++++ PROVIDED PASSAGE

Holiday Season Survival 101

Holiday Season Survival 101

It seemholiday seasons like overnight we’ve gone from barbeques and sun block to scarves and pumpkin-flavored everything. Which means that while the rest of the animal kingdom starts to slow down and get ready to hibernate for the winter, we humans, in our infinite wisdom, are ramping up for, what is for many of us, the most hectic, stressful, and sometimes lonely time of year.

While the holiday season can be joyous for many, it is also fraught with perils. We may pressure ourselves to prepare the perfect meal, buy the biggest, most expensive or most thoughtful gifts, and attend every party we’re invited to, even when we’re bone tired and would rather be home on the couch. A cookie party with loved ones can be wonderful. But what if you get distracted wrapping gifts while they’re in the oven and they get a little burned, and suddenly it’s 3 AM and you have to be at work in 6 hours and you don’t have enough eggs to bake another batch? Well it’s amazing how quickly something that was supposed to be fun can start to feel like a burden.

For some people, the holidays are a reminder of what they perceive as missing from their lives. The lack of a romantic partner or the strained or absent relationships with family members make this a time a year that some face with dread, rather than anticipation.

Do you already know that you’re destined to get sucked into a political debate with your brother-in-law, who is just so wrong about absolutely everything that makes it impossible to enjoy your turkey? Do you find yourself tensing up at the mere thought of having that same fight with your mother that you have every single year? Do you tend to spend the holidays alone, because friends and family live far away, have passed on, or the relationships have simply become too destructive to continue?

So, how do you survive the holiday season from Halloween till New Year’s? Regardless of your situation, you have the option of choosing to have a different experience from the one you had last year. By practicing mindfulness, you can begin to notice that split second opportunity in between your Great Aunt Gertrude asking when you’re going to settle down and start having kids and your explosion of rage in response (problematic whether you let it out or hold it in). Is there a way to view this question as something other than nagging and pressure? Is it possible that she is asking out of love and concern?

++++++++
++++ DATA ENTRIES

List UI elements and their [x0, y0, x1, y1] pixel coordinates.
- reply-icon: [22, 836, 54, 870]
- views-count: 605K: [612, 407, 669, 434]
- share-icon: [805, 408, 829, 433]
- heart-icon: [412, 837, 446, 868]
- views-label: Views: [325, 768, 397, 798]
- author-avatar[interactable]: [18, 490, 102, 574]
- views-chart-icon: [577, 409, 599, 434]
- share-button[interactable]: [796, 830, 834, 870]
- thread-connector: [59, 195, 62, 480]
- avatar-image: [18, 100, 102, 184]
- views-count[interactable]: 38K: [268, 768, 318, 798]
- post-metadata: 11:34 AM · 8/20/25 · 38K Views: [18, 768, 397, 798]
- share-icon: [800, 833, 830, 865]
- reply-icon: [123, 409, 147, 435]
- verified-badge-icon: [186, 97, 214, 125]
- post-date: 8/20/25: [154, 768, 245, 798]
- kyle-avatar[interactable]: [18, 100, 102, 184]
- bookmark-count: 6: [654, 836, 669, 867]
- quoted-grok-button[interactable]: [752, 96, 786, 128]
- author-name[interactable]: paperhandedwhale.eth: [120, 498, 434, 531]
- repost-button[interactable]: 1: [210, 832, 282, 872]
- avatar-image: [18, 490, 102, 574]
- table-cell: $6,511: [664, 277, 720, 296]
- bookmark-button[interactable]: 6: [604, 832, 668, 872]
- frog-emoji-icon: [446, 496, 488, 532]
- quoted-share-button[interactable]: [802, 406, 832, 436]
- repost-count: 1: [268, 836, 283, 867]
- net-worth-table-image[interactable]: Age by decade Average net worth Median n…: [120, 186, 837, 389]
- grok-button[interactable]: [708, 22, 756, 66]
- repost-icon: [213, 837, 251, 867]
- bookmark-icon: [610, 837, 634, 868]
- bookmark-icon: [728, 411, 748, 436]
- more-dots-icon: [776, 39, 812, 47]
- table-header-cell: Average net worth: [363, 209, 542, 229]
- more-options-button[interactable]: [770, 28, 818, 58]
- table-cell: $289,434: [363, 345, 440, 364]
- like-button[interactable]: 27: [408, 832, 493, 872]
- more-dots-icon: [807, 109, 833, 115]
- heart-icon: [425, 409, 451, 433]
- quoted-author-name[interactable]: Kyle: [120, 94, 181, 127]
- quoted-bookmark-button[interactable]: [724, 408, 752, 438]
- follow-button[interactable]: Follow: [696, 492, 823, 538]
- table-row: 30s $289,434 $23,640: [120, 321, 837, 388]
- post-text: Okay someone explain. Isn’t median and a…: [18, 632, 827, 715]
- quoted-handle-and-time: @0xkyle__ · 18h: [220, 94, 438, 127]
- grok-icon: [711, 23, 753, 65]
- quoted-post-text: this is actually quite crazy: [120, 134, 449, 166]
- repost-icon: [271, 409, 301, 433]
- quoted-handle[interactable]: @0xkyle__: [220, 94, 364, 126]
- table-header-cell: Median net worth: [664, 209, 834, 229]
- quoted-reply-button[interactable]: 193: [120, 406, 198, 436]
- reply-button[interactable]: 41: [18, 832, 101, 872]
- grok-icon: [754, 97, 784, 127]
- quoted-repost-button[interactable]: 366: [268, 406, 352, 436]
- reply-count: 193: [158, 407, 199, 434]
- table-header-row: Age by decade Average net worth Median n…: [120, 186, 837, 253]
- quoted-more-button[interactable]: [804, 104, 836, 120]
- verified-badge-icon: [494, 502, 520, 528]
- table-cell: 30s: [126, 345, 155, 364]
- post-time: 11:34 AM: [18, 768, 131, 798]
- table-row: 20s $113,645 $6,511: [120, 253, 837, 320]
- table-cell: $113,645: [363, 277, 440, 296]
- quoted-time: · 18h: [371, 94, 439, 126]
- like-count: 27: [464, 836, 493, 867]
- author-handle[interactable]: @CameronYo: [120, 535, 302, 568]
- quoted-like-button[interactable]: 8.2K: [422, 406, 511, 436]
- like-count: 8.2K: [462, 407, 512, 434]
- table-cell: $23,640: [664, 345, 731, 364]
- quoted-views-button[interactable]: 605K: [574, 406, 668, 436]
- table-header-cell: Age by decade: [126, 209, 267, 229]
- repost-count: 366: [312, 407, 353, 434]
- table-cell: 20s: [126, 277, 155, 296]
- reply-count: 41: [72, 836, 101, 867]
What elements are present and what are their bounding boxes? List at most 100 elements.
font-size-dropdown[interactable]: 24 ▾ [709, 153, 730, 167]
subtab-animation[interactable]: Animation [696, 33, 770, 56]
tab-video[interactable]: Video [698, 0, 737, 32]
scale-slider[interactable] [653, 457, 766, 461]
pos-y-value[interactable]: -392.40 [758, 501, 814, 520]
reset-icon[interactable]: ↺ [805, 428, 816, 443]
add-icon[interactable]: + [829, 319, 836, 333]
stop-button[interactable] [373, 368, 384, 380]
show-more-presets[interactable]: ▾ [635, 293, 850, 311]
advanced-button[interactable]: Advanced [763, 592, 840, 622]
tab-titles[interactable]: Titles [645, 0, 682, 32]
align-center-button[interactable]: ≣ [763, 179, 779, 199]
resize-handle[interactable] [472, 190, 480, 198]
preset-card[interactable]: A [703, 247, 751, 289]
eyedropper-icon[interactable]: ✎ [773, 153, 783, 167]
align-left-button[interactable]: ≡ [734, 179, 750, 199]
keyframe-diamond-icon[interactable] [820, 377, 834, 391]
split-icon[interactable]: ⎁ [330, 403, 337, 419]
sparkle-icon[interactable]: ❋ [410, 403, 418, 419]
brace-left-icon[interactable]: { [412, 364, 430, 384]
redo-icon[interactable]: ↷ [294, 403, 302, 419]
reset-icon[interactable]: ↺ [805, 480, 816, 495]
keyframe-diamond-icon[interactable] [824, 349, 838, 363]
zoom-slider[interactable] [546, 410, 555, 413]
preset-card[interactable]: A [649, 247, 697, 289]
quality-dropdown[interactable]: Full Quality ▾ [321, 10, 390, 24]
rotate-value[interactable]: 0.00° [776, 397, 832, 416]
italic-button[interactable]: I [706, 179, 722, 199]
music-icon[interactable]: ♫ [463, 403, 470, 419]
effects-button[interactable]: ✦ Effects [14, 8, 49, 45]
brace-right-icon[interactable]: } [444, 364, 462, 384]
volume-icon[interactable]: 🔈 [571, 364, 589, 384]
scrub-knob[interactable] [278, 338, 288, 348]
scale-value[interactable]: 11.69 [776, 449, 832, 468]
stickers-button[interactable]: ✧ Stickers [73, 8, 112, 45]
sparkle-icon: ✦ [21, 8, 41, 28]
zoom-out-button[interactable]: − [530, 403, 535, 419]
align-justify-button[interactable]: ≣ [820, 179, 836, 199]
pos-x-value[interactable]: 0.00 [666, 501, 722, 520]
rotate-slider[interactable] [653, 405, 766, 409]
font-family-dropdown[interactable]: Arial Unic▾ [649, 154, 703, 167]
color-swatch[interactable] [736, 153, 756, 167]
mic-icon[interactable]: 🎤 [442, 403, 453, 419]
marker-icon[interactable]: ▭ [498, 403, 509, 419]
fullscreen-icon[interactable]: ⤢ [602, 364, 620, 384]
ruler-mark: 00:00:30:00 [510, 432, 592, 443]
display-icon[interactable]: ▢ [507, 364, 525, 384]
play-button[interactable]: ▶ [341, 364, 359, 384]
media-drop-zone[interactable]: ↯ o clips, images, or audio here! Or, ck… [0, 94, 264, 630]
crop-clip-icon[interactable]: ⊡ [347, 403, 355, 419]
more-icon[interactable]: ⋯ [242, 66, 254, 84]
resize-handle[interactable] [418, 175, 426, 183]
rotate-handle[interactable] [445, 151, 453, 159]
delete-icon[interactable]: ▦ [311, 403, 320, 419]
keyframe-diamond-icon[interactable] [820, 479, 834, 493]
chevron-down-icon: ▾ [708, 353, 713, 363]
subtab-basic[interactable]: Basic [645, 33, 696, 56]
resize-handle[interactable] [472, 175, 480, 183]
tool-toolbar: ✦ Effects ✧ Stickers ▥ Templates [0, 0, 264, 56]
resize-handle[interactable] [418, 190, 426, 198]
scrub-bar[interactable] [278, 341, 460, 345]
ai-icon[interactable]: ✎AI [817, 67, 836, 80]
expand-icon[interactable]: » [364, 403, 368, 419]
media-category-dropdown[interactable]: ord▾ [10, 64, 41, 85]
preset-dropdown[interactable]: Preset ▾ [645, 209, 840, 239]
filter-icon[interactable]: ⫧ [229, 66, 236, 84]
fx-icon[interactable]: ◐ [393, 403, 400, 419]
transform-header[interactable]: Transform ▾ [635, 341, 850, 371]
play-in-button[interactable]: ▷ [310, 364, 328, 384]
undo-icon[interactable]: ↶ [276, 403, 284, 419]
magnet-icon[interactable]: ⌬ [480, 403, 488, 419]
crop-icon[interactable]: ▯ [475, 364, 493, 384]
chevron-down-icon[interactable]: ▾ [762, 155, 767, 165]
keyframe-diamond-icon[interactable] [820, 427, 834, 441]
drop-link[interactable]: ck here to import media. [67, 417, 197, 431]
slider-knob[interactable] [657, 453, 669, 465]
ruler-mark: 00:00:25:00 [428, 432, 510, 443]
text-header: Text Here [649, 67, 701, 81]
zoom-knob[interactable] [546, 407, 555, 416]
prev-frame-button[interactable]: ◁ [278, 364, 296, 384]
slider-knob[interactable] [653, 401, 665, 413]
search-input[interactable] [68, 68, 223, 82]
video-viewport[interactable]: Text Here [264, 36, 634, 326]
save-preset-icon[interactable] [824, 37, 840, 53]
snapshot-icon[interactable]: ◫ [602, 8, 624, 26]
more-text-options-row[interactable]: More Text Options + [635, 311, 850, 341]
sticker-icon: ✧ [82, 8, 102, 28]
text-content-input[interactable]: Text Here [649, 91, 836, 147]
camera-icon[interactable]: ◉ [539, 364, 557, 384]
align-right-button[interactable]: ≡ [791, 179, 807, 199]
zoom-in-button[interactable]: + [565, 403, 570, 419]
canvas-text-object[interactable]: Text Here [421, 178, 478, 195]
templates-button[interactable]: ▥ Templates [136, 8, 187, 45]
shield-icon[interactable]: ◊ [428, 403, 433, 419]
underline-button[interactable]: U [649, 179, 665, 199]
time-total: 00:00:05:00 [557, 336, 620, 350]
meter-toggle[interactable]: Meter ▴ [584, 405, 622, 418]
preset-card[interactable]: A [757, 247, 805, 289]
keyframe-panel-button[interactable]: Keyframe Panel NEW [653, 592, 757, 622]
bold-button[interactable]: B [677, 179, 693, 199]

++++++++

PARTS OF THE EXERCISE:
- A) In the holiday survival article, what does the text say we may pressure ourselves to do during the holiday season? List each of them.
- B) Write out the passage of the holiday survival article between "For some people, the" and "rather than anticipation.", inclusive.

RESPONSES TO THE EXERCISE:
- A)
- Prepare the perfect meal
- Buy the biggest, most expensive or most thoughtful gifts
- Attend every party we're invited to, even when we're bone tired and would rather be home on the couch

- B)
For some people, the holidays are a reminder of what they perceive as missing from their lives. The lack of a romantic partner or the strained or absent relationships with family members make this a time a year that some face with dread, rather than anticipation.